Your goal: In the material below, list every line carrying the string "placement".

Data excerpts:
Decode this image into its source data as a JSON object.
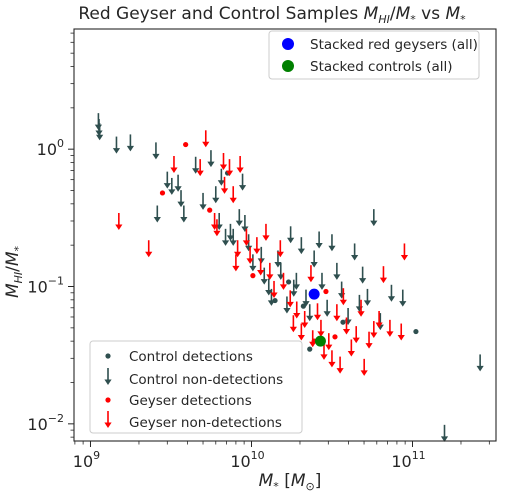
{
  "chart_data": {
    "type": "scatter",
    "title": "Red Geyser and Control Samples M_HI/M_* vs M_*",
    "title_parts": {
      "prefix": "Red Geyser and Control Samples ",
      "y_main": "M",
      "y_sub": "HI",
      "slash": "/",
      "x_main": "M",
      "x_sub": "*",
      "vs": " vs ",
      "x2_main": "M",
      "x2_sub": "*"
    },
    "xlabel": "M_* [M_sun]",
    "xlabel_parts": {
      "main": "M",
      "sub": "*",
      "bracket_open": " [",
      "unit_main": "M",
      "unit_sub": "⊙",
      "bracket_close": "]"
    },
    "ylabel": "M_HI/M_*",
    "ylabel_parts": {
      "main": "M",
      "sub": "HI",
      "slash": "/",
      "main2": "M",
      "sub2": "*"
    },
    "x_scale": "log",
    "y_scale": "log",
    "xlim": [
      790000000,
      330000000000
    ],
    "ylim": [
      0.0075,
      7.5
    ],
    "x_ticks": [
      {
        "value": 1000000000,
        "base": "10",
        "exp": "9"
      },
      {
        "value": 10000000000,
        "base": "10",
        "exp": "10"
      },
      {
        "value": 100000000000,
        "base": "10",
        "exp": "11"
      }
    ],
    "y_ticks": [
      {
        "value": 0.01,
        "base": "10",
        "exp": "−2"
      },
      {
        "value": 0.1,
        "base": "10",
        "exp": "−1"
      },
      {
        "value": 1,
        "base": "10",
        "exp": "0"
      }
    ],
    "grid": false,
    "colors": {
      "control": "#2f4f4f",
      "geyser": "#ff0000",
      "stacked_geysers": "#0000ff",
      "stacked_controls": "#008000",
      "axis": "#262626"
    },
    "legend_top": {
      "placement": "top-right",
      "entries": [
        {
          "label": "Stacked red geysers (all)",
          "marker": "big-circle",
          "series": "stacked_geysers"
        },
        {
          "label": "Stacked controls (all)",
          "marker": "big-circle",
          "series": "stacked_controls"
        }
      ]
    },
    "legend_bottom": {
      "placement": "bottom-left",
      "entries": [
        {
          "label": "Control detections",
          "marker": "dot",
          "series": "control"
        },
        {
          "label": "Control non-detections",
          "marker": "arrow",
          "series": "control"
        },
        {
          "label": "Geyser detections",
          "marker": "dot",
          "series": "geyser"
        },
        {
          "label": "Geyser non-detections",
          "marker": "arrow",
          "series": "geyser"
        }
      ]
    },
    "series": [
      {
        "name": "Control detections",
        "kind": "detection",
        "color_key": "control",
        "points": [
          [
            7100000000,
            0.67
          ],
          [
            17000000000,
            0.108
          ],
          [
            14000000000,
            0.079
          ],
          [
            21000000000,
            0.072
          ],
          [
            37000000000,
            0.055
          ],
          [
            105000000000,
            0.047
          ],
          [
            23000000000,
            0.035
          ]
        ]
      },
      {
        "name": "Control non-detections",
        "kind": "upper-limit",
        "color_key": "control",
        "points": [
          [
            1120000000,
            1.6
          ],
          [
            1130000000,
            1.45
          ],
          [
            1140000000,
            1.35
          ],
          [
            1450000000,
            1.08
          ],
          [
            1770000000,
            1.12
          ],
          [
            2550000000,
            0.98
          ],
          [
            2600000000,
            0.34
          ],
          [
            3000000000,
            0.6
          ],
          [
            3200000000,
            0.54
          ],
          [
            3500000000,
            0.57
          ],
          [
            3650000000,
            0.44
          ],
          [
            3800000000,
            0.34
          ],
          [
            4500000000,
            0.77
          ],
          [
            5000000000,
            0.42
          ],
          [
            5600000000,
            0.86
          ],
          [
            6000000000,
            0.47
          ],
          [
            6300000000,
            0.3
          ],
          [
            6500000000,
            0.63
          ],
          [
            6900000000,
            0.23
          ],
          [
            7400000000,
            0.25
          ],
          [
            7700000000,
            0.23
          ],
          [
            8400000000,
            0.32
          ],
          [
            8800000000,
            0.58
          ],
          [
            9100000000,
            0.29
          ],
          [
            9600000000,
            0.21
          ],
          [
            10200000000,
            0.15
          ],
          [
            11500000000,
            0.17
          ],
          [
            12000000000,
            0.12
          ],
          [
            12800000000,
            0.1
          ],
          [
            13300000000,
            0.084
          ],
          [
            14600000000,
            0.16
          ],
          [
            15200000000,
            0.13
          ],
          [
            16600000000,
            0.074
          ],
          [
            17500000000,
            0.24
          ],
          [
            18300000000,
            0.098
          ],
          [
            19000000000,
            0.11
          ],
          [
            20400000000,
            0.2
          ],
          [
            21800000000,
            0.083
          ],
          [
            23000000000,
            0.065
          ],
          [
            24500000000,
            0.16
          ],
          [
            26300000000,
            0.22
          ],
          [
            27400000000,
            0.11
          ],
          [
            29500000000,
            0.07
          ],
          [
            31600000000,
            0.21
          ],
          [
            33900000000,
            0.13
          ],
          [
            36300000000,
            0.095
          ],
          [
            39800000000,
            0.061
          ],
          [
            43700000000,
            0.18
          ],
          [
            46800000000,
            0.076
          ],
          [
            49000000000,
            0.122
          ],
          [
            52500000000,
            0.084
          ],
          [
            57500000000,
            0.32
          ],
          [
            63100000000,
            0.056
          ],
          [
            74000000000,
            0.09
          ],
          [
            87000000000,
            0.083
          ],
          [
            158000000000,
            0.0086
          ],
          [
            263000000000,
            0.028
          ]
        ]
      },
      {
        "name": "Geyser detections",
        "kind": "detection",
        "color_key": "geyser",
        "points": [
          [
            2800000000,
            0.48
          ],
          [
            3900000000,
            1.08
          ],
          [
            5500000000,
            0.36
          ],
          [
            10200000000,
            0.12
          ],
          [
            24500000000,
            0.04
          ],
          [
            33000000000,
            0.043
          ],
          [
            29000000000,
            0.092
          ]
        ]
      },
      {
        "name": "Geyser non-detections",
        "kind": "upper-limit",
        "color_key": "geyser",
        "points": [
          [
            1500000000,
            0.3
          ],
          [
            2300000000,
            0.19
          ],
          [
            3300000000,
            0.78
          ],
          [
            4800000000,
            0.74
          ],
          [
            5200000000,
            1.2
          ],
          [
            5900000000,
            0.3
          ],
          [
            6100000000,
            0.27
          ],
          [
            6700000000,
            0.82
          ],
          [
            6800000000,
            0.55
          ],
          [
            7300000000,
            0.74
          ],
          [
            7700000000,
            0.47
          ],
          [
            8200000000,
            0.19
          ],
          [
            8500000000,
            0.78
          ],
          [
            8000000000,
            0.15
          ],
          [
            9300000000,
            0.23
          ],
          [
            9800000000,
            0.17
          ],
          [
            10800000000,
            0.2
          ],
          [
            11400000000,
            0.14
          ],
          [
            12300000000,
            0.25
          ],
          [
            13000000000,
            0.13
          ],
          [
            13800000000,
            0.096
          ],
          [
            15100000000,
            0.19
          ],
          [
            15800000000,
            0.11
          ],
          [
            17400000000,
            0.082
          ],
          [
            18200000000,
            0.054
          ],
          [
            19100000000,
            0.068
          ],
          [
            20400000000,
            0.047
          ],
          [
            21400000000,
            0.058
          ],
          [
            23400000000,
            0.125
          ],
          [
            24000000000,
            0.042
          ],
          [
            25700000000,
            0.066
          ],
          [
            27000000000,
            0.05
          ],
          [
            28200000000,
            0.034
          ],
          [
            30200000000,
            0.04
          ],
          [
            31600000000,
            0.03
          ],
          [
            33900000000,
            0.065
          ],
          [
            35500000000,
            0.027
          ],
          [
            37200000000,
            0.085
          ],
          [
            38900000000,
            0.052
          ],
          [
            41700000000,
            0.036
          ],
          [
            44700000000,
            0.045
          ],
          [
            47900000000,
            0.07
          ],
          [
            50100000000,
            0.026
          ],
          [
            53700000000,
            0.041
          ],
          [
            57500000000,
            0.049
          ],
          [
            62000000000,
            0.058
          ],
          [
            66000000000,
            0.123
          ],
          [
            72400000000,
            0.05
          ],
          [
            85100000000,
            0.047
          ],
          [
            89100000000,
            0.18
          ]
        ]
      },
      {
        "name": "Stacked red geysers (all)",
        "kind": "stack",
        "color_key": "stacked_geysers",
        "points": [
          [
            24500000000,
            0.088
          ]
        ]
      },
      {
        "name": "Stacked controls (all)",
        "kind": "stack",
        "color_key": "stacked_controls",
        "points": [
          [
            26800000000,
            0.04
          ]
        ]
      }
    ]
  }
}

Task output:
      "placement": "top-right",
      "placement": "bottom-left",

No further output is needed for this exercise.